DIRECTIVE. Quote every line below exactly and skip any picture.

RECORDS TO USE.
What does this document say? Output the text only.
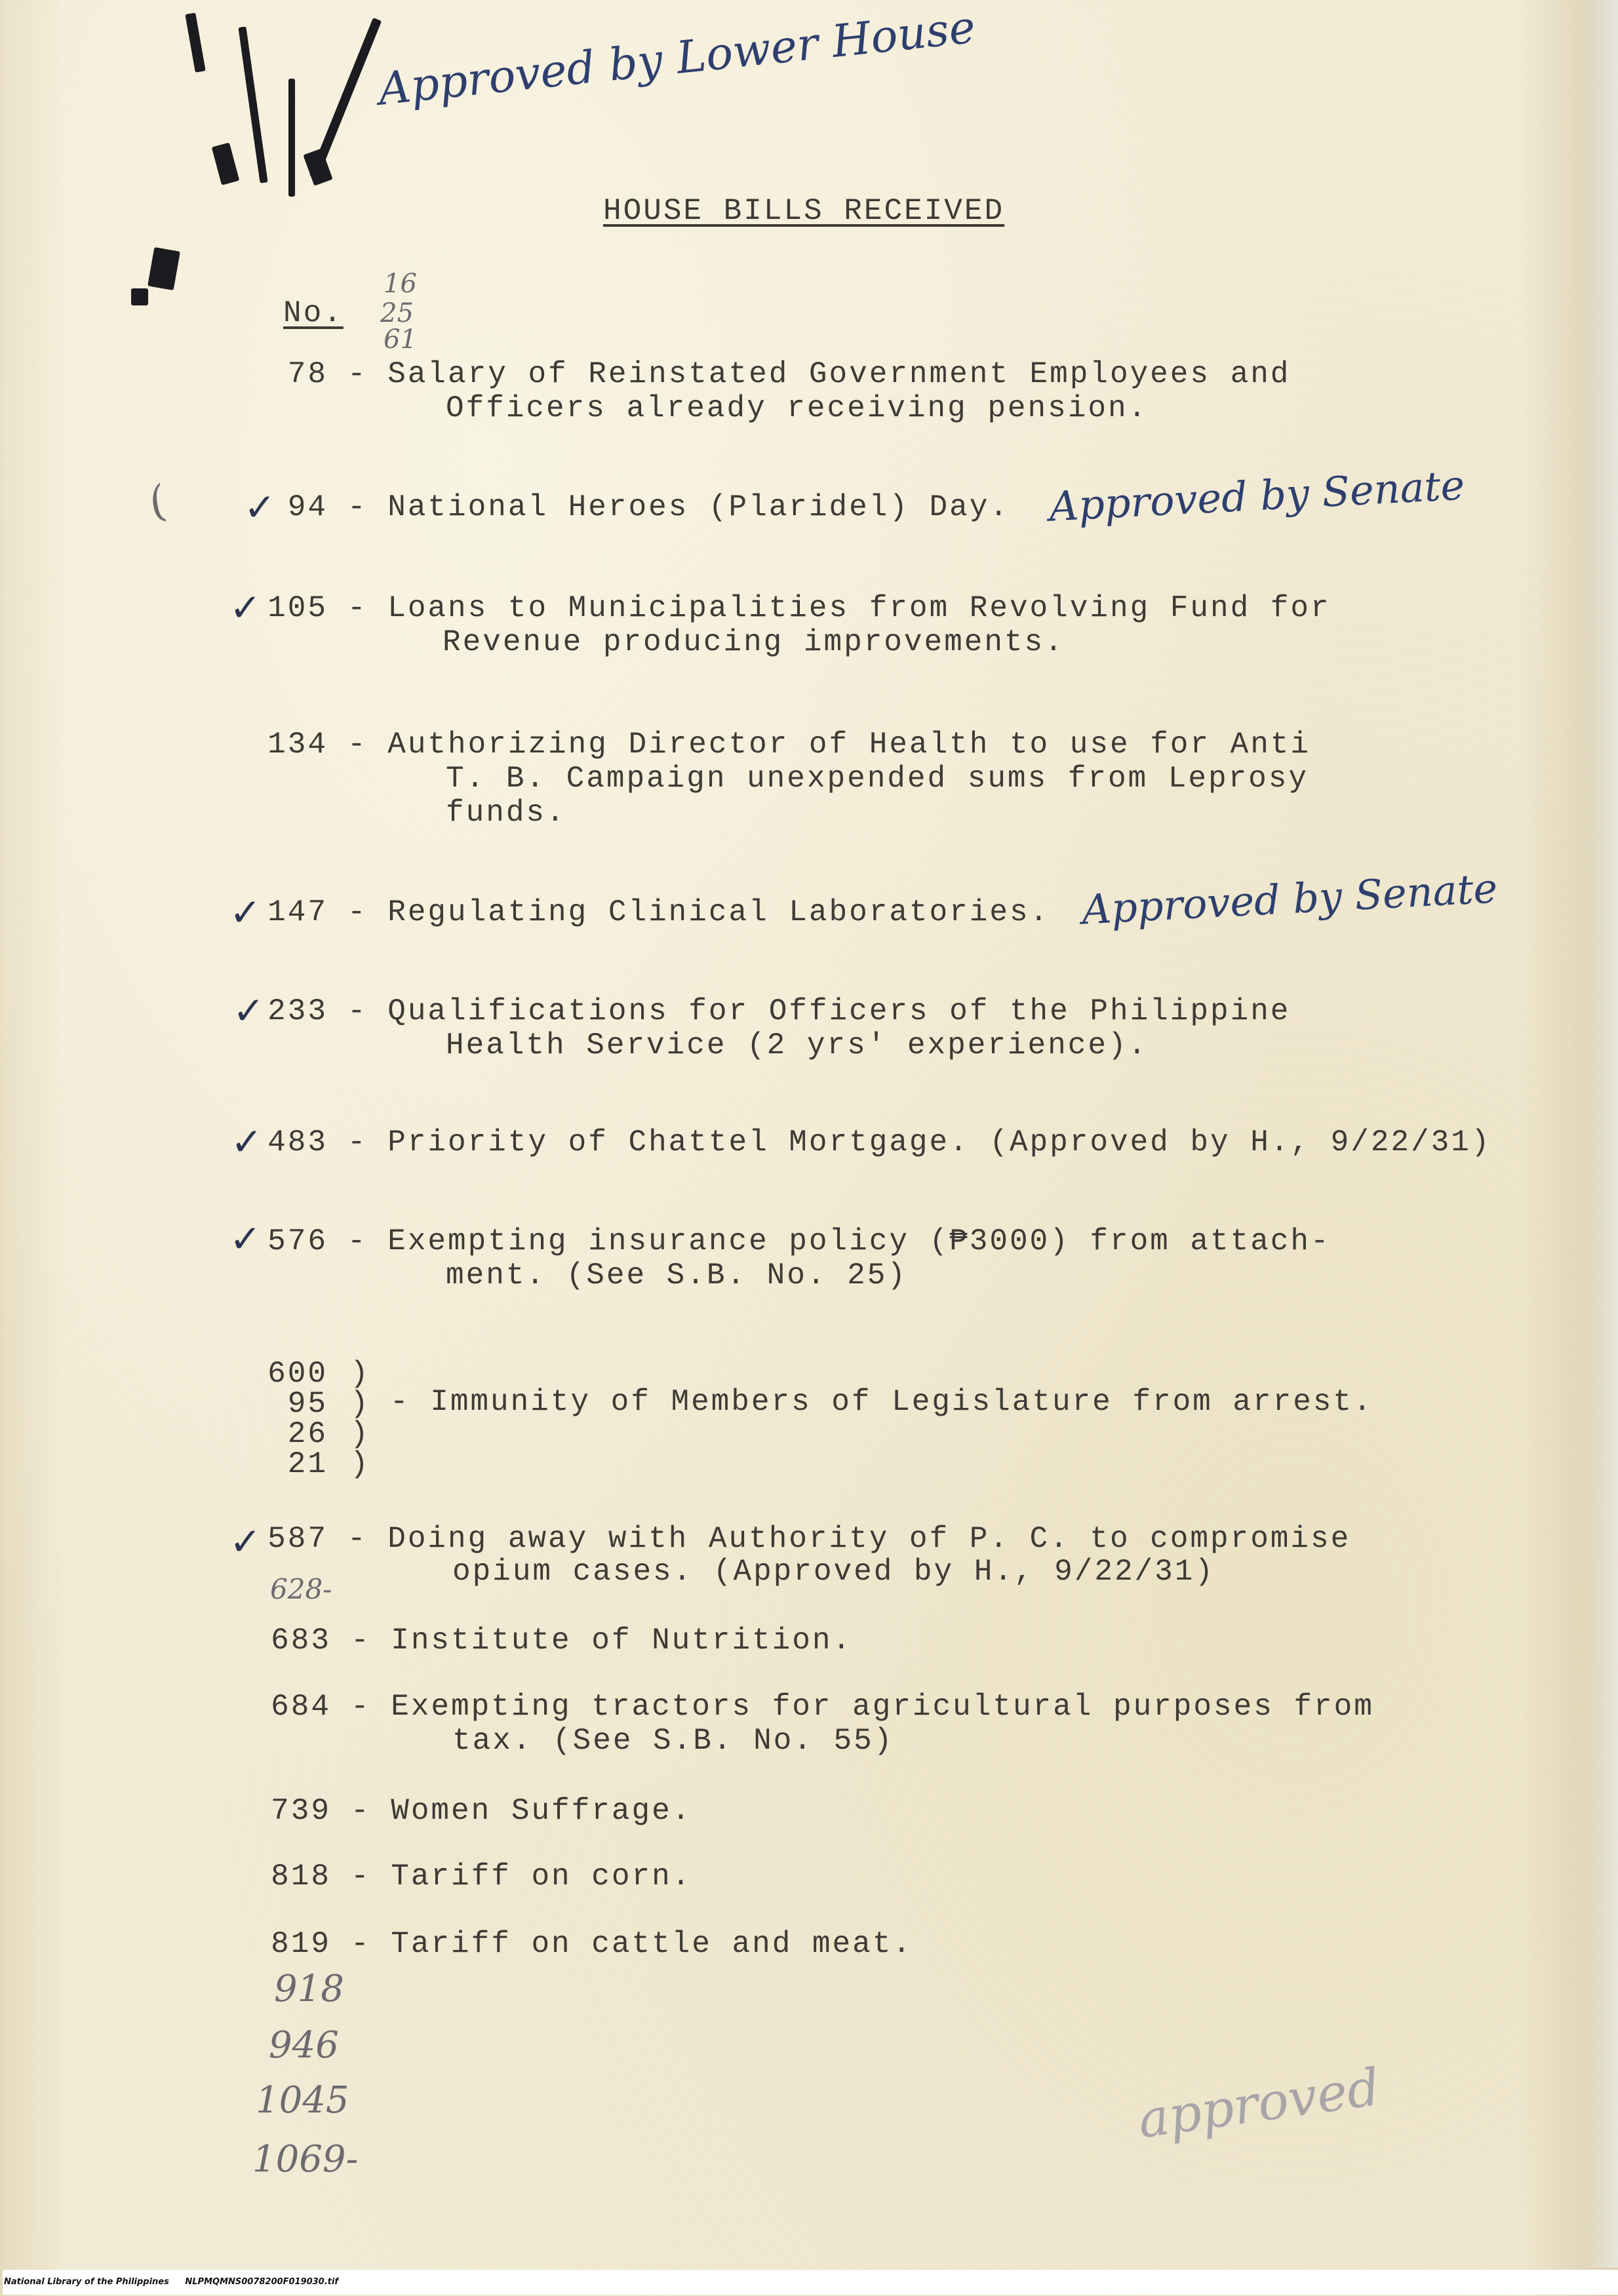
Approved by Lower House
HOUSE BILLS RECEIVED
No.
16
25
61
78 - Salary of Reinstated Government Employees and
Officers already receiving pension.
( ✓ 94 - National Heroes (Plaridel) Day. Approved by Senate
✓ 105 - Loans to Municipalities from Revolving Fund for
Revenue producing improvements.
134 - Authorizing Director of Health to use for Anti
T. B. Campaign unexpended sums from Leprosy
funds.
✓ 147 - Regulating Clinical Laboratories. Approved by Senate
✓ 233 - Qualifications for Officers of the Philippine
Health Service (2 yrs' experience).
✓ 483 - Priority of Chattel Mortgage. (Approved by H., 9/22/31)
✓ 576 - Exempting insurance policy (₱3000) from attach-
ment. (See S.B. No. 25)
600
95
26
21
)
)
)
)
- Immunity of Members of Legislature from arrest.
✓ 587 - Doing away with Authority of P. C. to compromise
opium cases. (Approved by H., 9/22/31)
628-
683 - Institute of Nutrition.
684 - Exempting tractors for agricultural purposes from
tax. (See S.B. No. 55)
739 - Women Suffrage.
818 - Tariff on corn.
819 - Tariff on cattle and meat.
918
946
1045
1069-
approved
National Library of the Philippines NLPMQMNS0078200F019030.tif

CORRECT RESPONSE.
What does this document say? Output the text only.
Approved by Lower House
HOUSE BILLS RECEIVED
No.
16
25
61
78 - Salary of Reinstated Government Employees and
Officers already receiving pension.
( ✓ 94 - National Heroes (Plaridel) Day. Approved by Senate
✓ 105 - Loans to Municipalities from Revolving Fund for
Revenue producing improvements.
134 - Authorizing Director of Health to use for Anti
T. B. Campaign unexpended sums from Leprosy
funds.
✓ 147 - Regulating Clinical Laboratories. Approved by Senate
✓ 233 - Qualifications for Officers of the Philippine
Health Service (2 yrs' experience).
✓ 483 - Priority of Chattel Mortgage. (Approved by H., 9/22/31)
✓ 576 - Exempting insurance policy (₱3000) from attach-
ment. (See S.B. No. 25)
600
95
26
21
)
)
)
)
- Immunity of Members of Legislature from arrest.
✓ 587 - Doing away with Authority of P. C. to compromise
opium cases. (Approved by H., 9/22/31)
628-
683 - Institute of Nutrition.
684 - Exempting tractors for agricultural purposes from
tax. (See S.B. No. 55)
739 - Women Suffrage.
818 - Tariff on corn.
819 - Tariff on cattle and meat.
918
946
1045
1069-
approved
National Library of the Philippines NLPMQMNS0078200F019030.tif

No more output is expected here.